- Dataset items
** START **
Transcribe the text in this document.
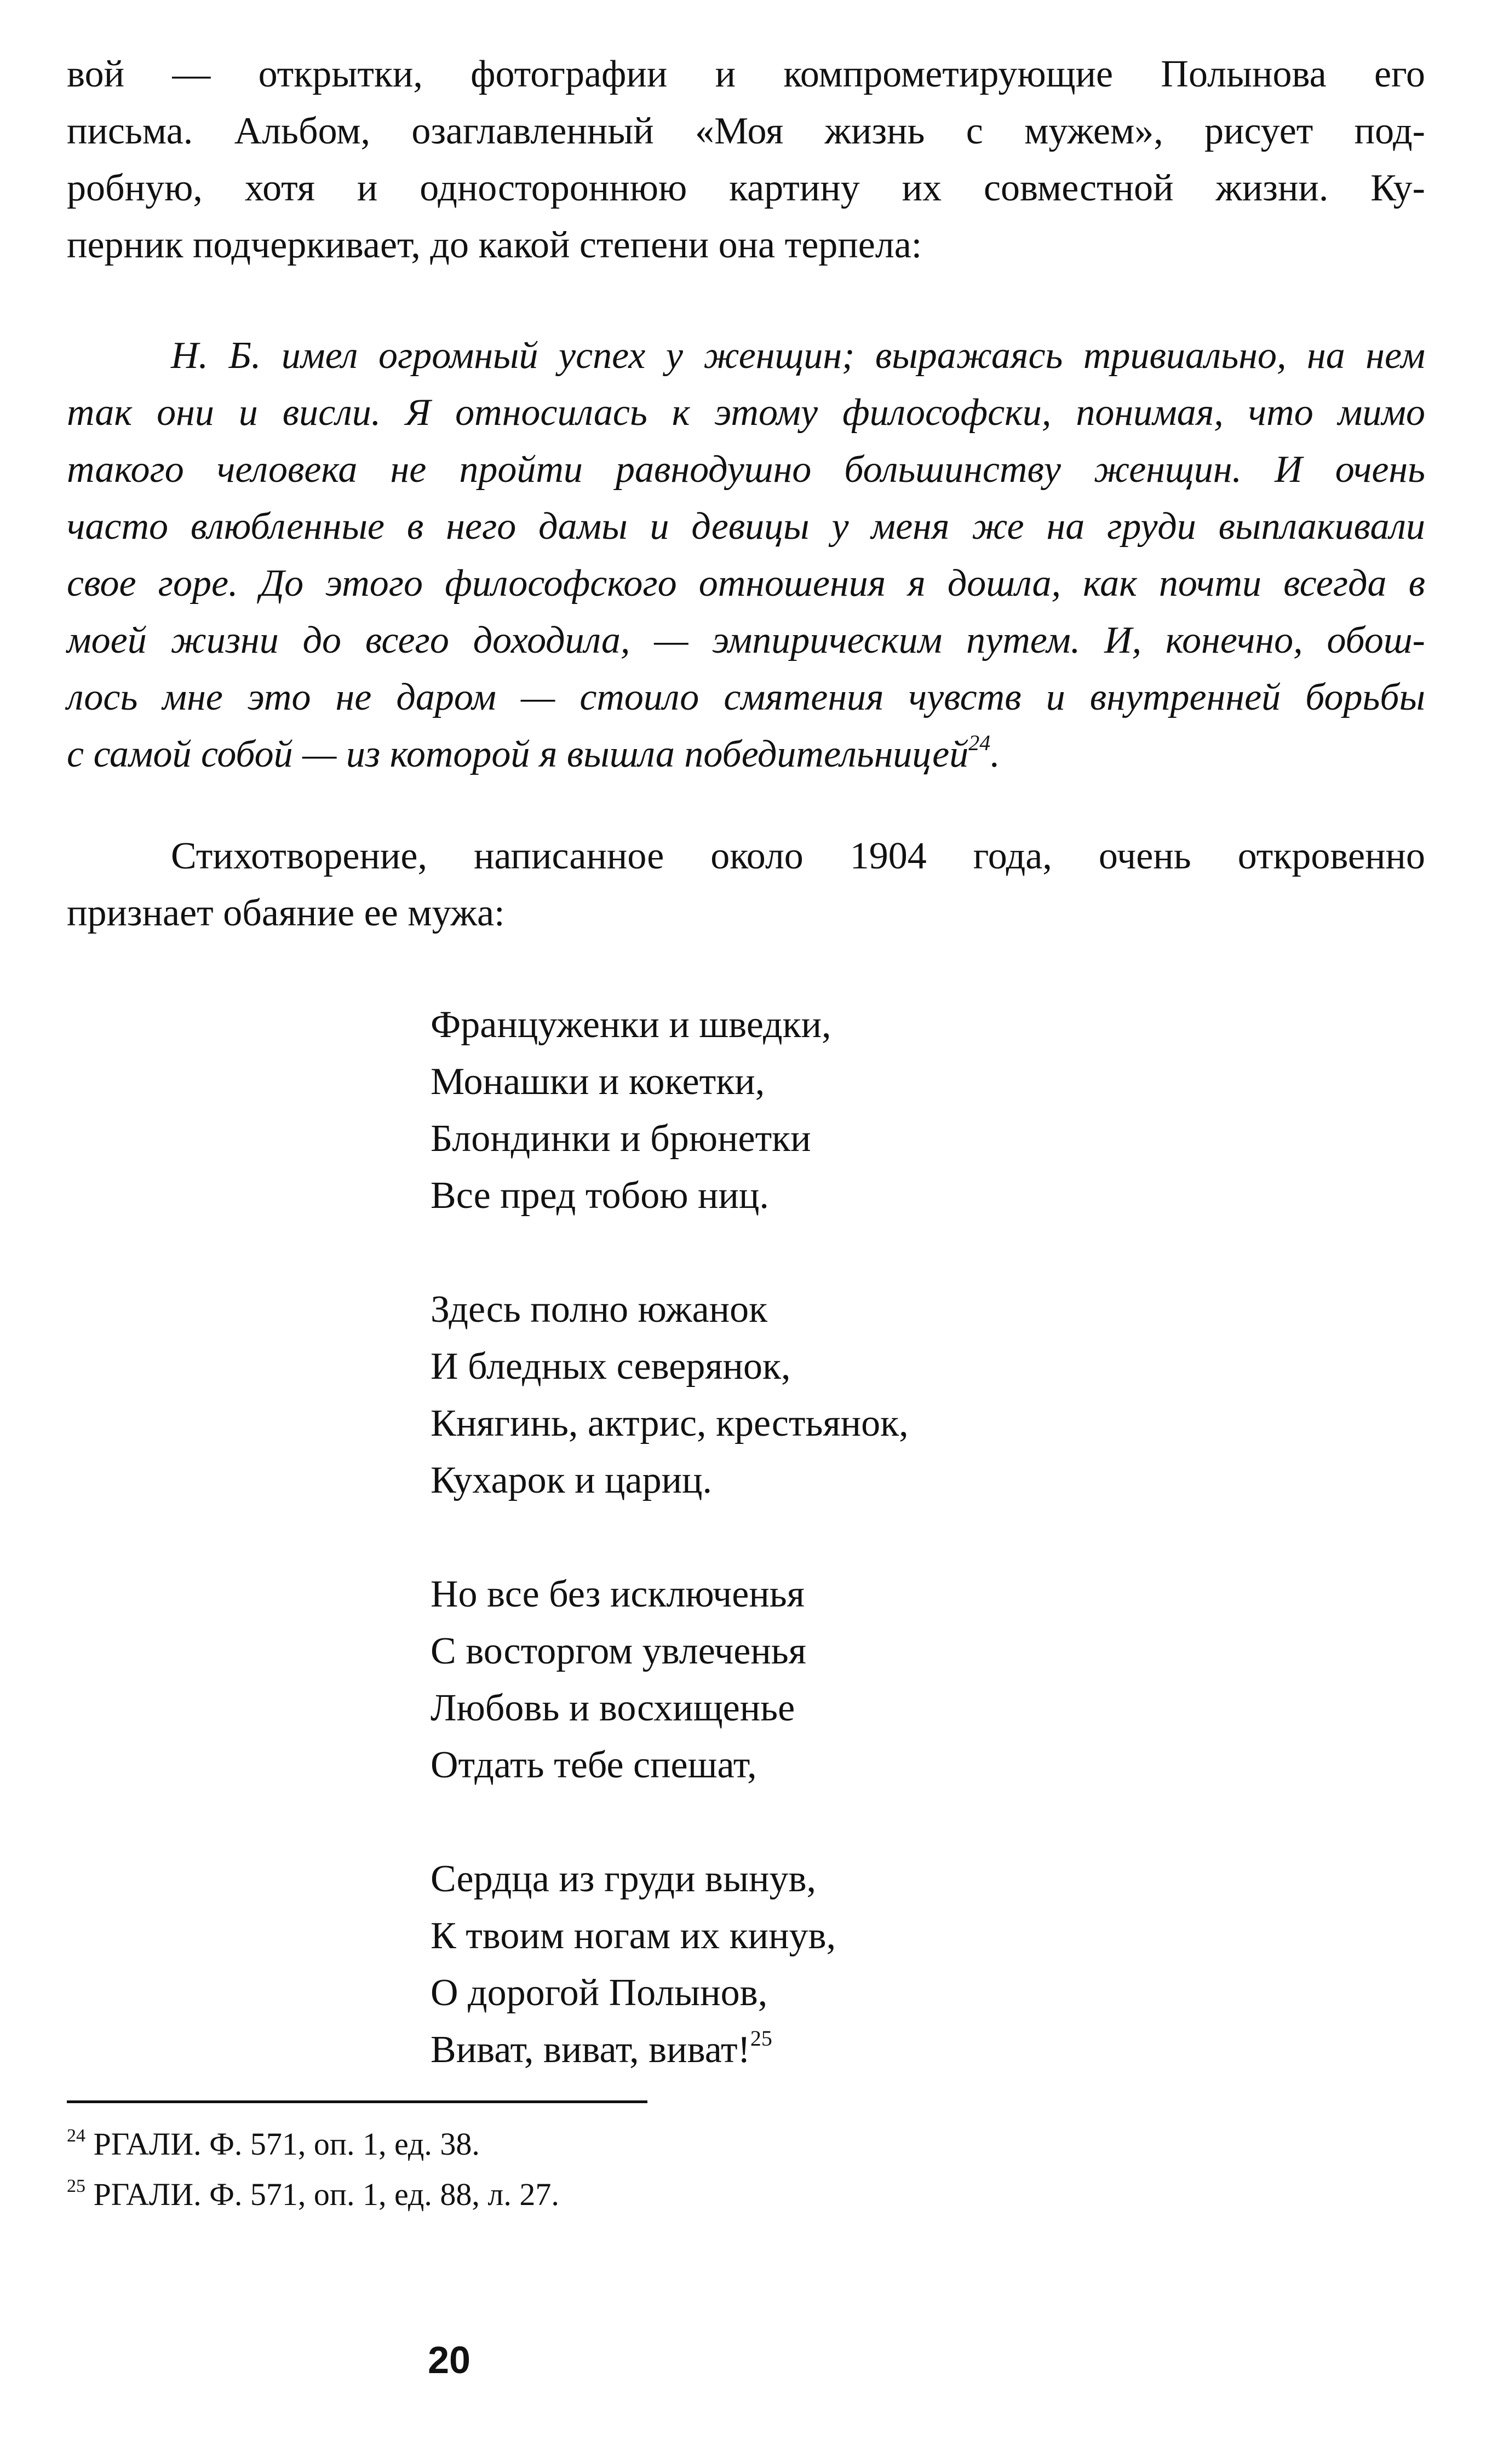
вой — открытки, фотографии и компрометирующие Полынова его
письма. Альбом, озаглавленный «Моя жизнь с мужем», рисует под-
робную, хотя и одностороннюю картину их совместной жизни. Ку-
перник подчеркивает, до какой степени она терпела:

Н. Б. имел огромный успех у женщин; выражаясь тривиально, на нем
так они и висли. Я относилась к этому философски, понимая, что мимо
такого человека не пройти равнодушно большинству женщин. И очень
часто влюбленные в него дамы и девицы у меня же на груди выплакивали
свое горе. До этого философского отношения я дошла, как почти всегда в
моей жизни до всего доходила, — эмпирическим путем. И, конечно, обош-
лось мне это не даром — стоило смятения чувств и внутренней борьбы
с самой собой — из которой я вышла победительницей$^{24}$.

Стихотворение, написанное около 1904 года, очень откровенно
признает обаяние ее мужа:

Француженки и шведки,
Монашки и кокетки,
Блондинки и брюнетки
Все пред тобою ниц.
Здесь полно южанок
И бледных северянок,
Княгинь, актрис, крестьянок,
Кухарок и цариц.
Но все без исключенья
С восторгом увлеченья
Любовь и восхищенье
Отдать тебе спешат,
Сердца из груди вынув,
К твоим ногам их кинув,
О дорогой Полынов,
Виват, виват, виват!$^{25}$
$^{24}$ РГАЛИ. Ф. 571, оп. 1, ед. 38.
$^{25}$ РГАЛИ. Ф. 571, оп. 1, ед. 88, л. 27.
20
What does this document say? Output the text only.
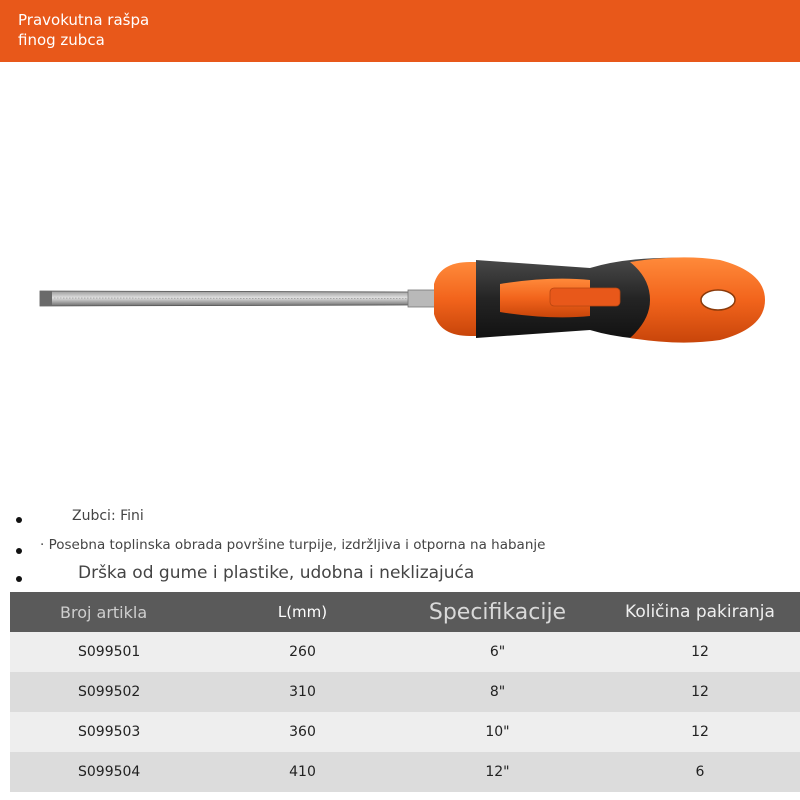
Pravokutna rašpa
finog zubca
Zubci: Fini
· Posebna toplinska obrada površine turpije, izdržljiva i otporna na habanje
Drška od gume i plastike, udobna i neklizajuća
Broj artikla	L(mm)	Specifikacije	Količina pakiranja
S099501	260	6"	12
S099502	310	8"	12
S099503	360	10"	12
S099504	410	12"	6
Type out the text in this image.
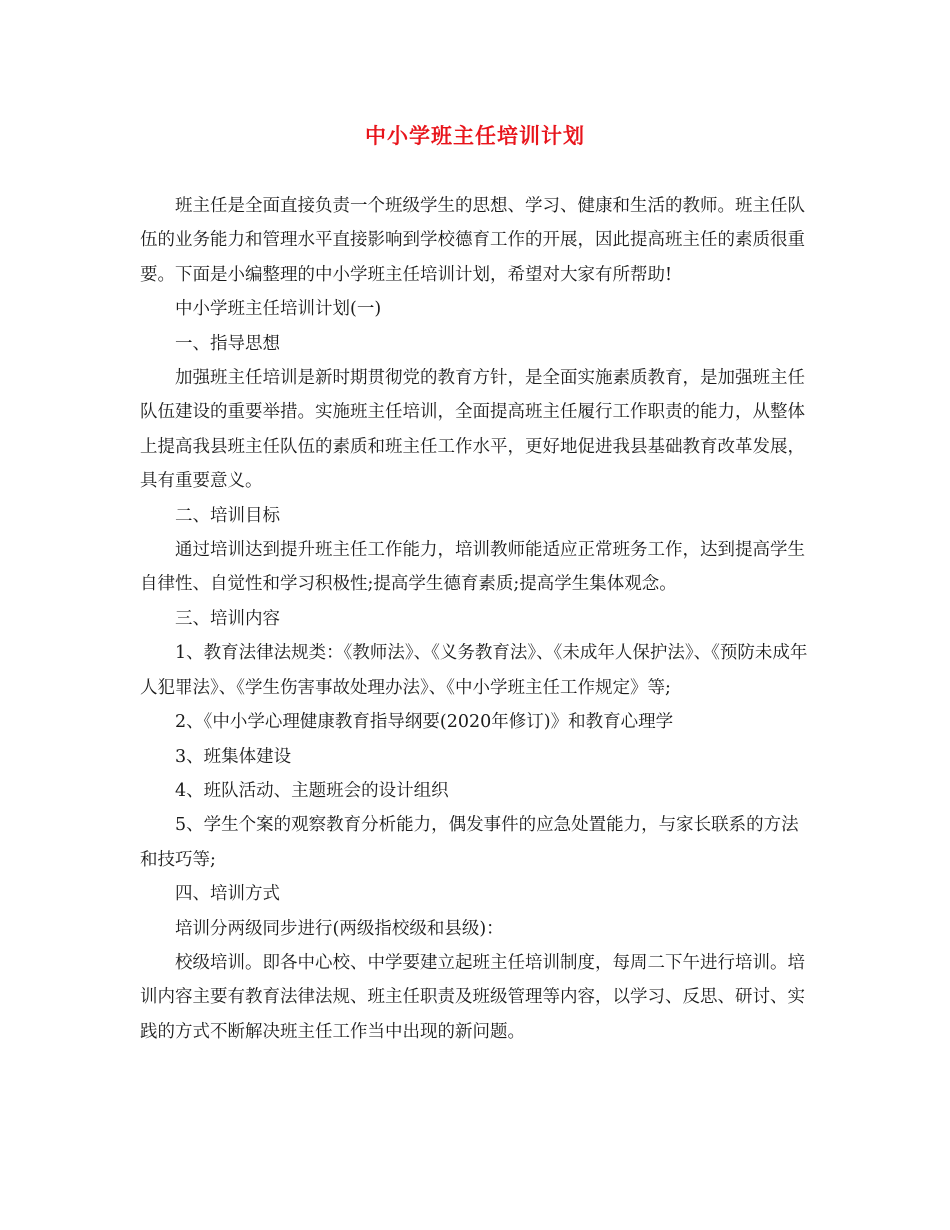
中小学班主任培训计划

班主任是全面直接负责一个班级学生的思想、学习、健康和生活的教师。班主任队伍的业务能力和管理水平直接影响到学校德育工作的开展，因此提高班主任的素质很重要。下面是小编整理的中小学班主任培训计划，希望对大家有所帮助!

中小学班主任培训计划(一)

一、指导思想

加强班主任培训是新时期贯彻党的教育方针，是全面实施素质教育，是加强班主任队伍建设的重要举措。实施班主任培训，全面提高班主任履行工作职责的能力，从整体上提高我县班主任队伍的素质和班主任工作水平，更好地促进我县基础教育改革发展，具有重要意义。

二、培训目标

通过培训达到提升班主任工作能力，培训教师能适应正常班务工作，达到提高学生自律性、自觉性和学习积极性;提高学生德育素质;提高学生集体观念。

三、培训内容

1、教育法律法规类：《教师法》、《义务教育法》、《未成年人保护法》、《预防未成年人犯罪法》、《学生伤害事故处理办法》、《中小学班主任工作规定》等;

2、《中小学心理健康教育指导纲要(2020年修订)》和教育心理学

3、班集体建设

4、班队活动、主题班会的设计组织

5、学生个案的观察教育分析能力，偶发事件的应急处置能力，与家长联系的方法和技巧等;

四、培训方式

培训分两级同步进行(两级指校级和县级)：

校级培训。即各中心校、中学要建立起班主任培训制度，每周二下午进行培训。培训内容主要有教育法律法规、班主任职责及班级管理等内容，以学习、反思、研讨、实践的方式不断解决班主任工作当中出现的新问题。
** END **
- Exercise details
In the records above, find the line containing "Type out the text in this image.". Reproduce it and every line after it through the last line, omitting pictures.

- Written response
Type out the text in this image.
中小学班主任培训计划

班主任是全面直接负责一个班级学生的思想、学习、健康和生活的教师。班主任队伍的业务能力和管理水平直接影响到学校德育工作的开展，因此提高班主任的素质很重要。下面是小编整理的中小学班主任培训计划，希望对大家有所帮助!

中小学班主任培训计划(一)

一、指导思想

加强班主任培训是新时期贯彻党的教育方针，是全面实施素质教育，是加强班主任队伍建设的重要举措。实施班主任培训，全面提高班主任履行工作职责的能力，从整体上提高我县班主任队伍的素质和班主任工作水平，更好地促进我县基础教育改革发展，具有重要意义。

二、培训目标

通过培训达到提升班主任工作能力，培训教师能适应正常班务工作，达到提高学生自律性、自觉性和学习积极性;提高学生德育素质;提高学生集体观念。

三、培训内容

1、教育法律法规类：《教师法》、《义务教育法》、《未成年人保护法》、《预防未成年人犯罪法》、《学生伤害事故处理办法》、《中小学班主任工作规定》等;

2、《中小学心理健康教育指导纲要(2020年修订)》和教育心理学

3、班集体建设

4、班队活动、主题班会的设计组织

5、学生个案的观察教育分析能力，偶发事件的应急处置能力，与家长联系的方法和技巧等;

四、培训方式

培训分两级同步进行(两级指校级和县级)：

校级培训。即各中心校、中学要建立起班主任培训制度，每周二下午进行培训。培训内容主要有教育法律法规、班主任职责及班级管理等内容，以学习、反思、研讨、实践的方式不断解决班主任工作当中出现的新问题。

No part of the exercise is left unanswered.